# [The records]
- - - - -
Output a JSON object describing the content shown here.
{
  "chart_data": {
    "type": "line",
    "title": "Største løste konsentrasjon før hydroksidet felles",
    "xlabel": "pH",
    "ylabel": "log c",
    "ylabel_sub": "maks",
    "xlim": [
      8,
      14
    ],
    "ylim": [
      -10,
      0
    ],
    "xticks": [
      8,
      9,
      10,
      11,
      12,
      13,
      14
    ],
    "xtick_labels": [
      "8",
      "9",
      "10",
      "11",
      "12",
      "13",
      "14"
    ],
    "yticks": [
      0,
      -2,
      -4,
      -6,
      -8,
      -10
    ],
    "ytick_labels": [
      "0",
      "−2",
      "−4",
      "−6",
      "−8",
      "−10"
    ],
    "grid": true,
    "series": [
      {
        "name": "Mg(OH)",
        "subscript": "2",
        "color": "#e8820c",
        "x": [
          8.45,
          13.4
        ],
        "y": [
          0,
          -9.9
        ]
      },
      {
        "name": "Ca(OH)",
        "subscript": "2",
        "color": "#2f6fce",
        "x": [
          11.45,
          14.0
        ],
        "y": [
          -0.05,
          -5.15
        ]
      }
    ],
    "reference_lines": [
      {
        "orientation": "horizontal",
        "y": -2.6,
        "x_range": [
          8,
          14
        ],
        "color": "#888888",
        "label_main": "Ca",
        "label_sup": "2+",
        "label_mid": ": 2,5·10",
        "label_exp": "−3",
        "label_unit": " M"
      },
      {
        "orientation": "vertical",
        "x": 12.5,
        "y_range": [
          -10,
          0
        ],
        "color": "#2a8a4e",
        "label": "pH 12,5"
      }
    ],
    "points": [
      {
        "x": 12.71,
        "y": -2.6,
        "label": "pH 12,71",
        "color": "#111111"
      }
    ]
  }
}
- - - - -
# [Exercise requirements]
Return the entries above exactly as they appear.

# [Exercise solution]
Output a JSON object describing the content shown here.
{
  "chart_data": {
    "type": "line",
    "title": "Største løste konsentrasjon før hydroksidet felles",
    "xlabel": "pH",
    "ylabel": "log c",
    "ylabel_sub": "maks",
    "xlim": [
      8,
      14
    ],
    "ylim": [
      -10,
      0
    ],
    "xticks": [
      8,
      9,
      10,
      11,
      12,
      13,
      14
    ],
    "xtick_labels": [
      "8",
      "9",
      "10",
      "11",
      "12",
      "13",
      "14"
    ],
    "yticks": [
      0,
      -2,
      -4,
      -6,
      -8,
      -10
    ],
    "ytick_labels": [
      "0",
      "−2",
      "−4",
      "−6",
      "−8",
      "−10"
    ],
    "grid": true,
    "series": [
      {
        "name": "Mg(OH)",
        "subscript": "2",
        "color": "#e8820c",
        "x": [
          8.45,
          13.4
        ],
        "y": [
          0,
          -9.9
        ]
      },
      {
        "name": "Ca(OH)",
        "subscript": "2",
        "color": "#2f6fce",
        "x": [
          11.45,
          14.0
        ],
        "y": [
          -0.05,
          -5.15
        ]
      }
    ],
    "reference_lines": [
      {
        "orientation": "horizontal",
        "y": -2.6,
        "x_range": [
          8,
          14
        ],
        "color": "#888888",
        "label_main": "Ca",
        "label_sup": "2+",
        "label_mid": ": 2,5·10",
        "label_exp": "−3",
        "label_unit": " M"
      },
      {
        "orientation": "vertical",
        "x": 12.5,
        "y_range": [
          -10,
          0
        ],
        "color": "#2a8a4e",
        "label": "pH 12,5"
      }
    ],
    "points": [
      {
        "x": 12.71,
        "y": -2.6,
        "label": "pH 12,71",
        "color": "#111111"
      }
    ]
  }
}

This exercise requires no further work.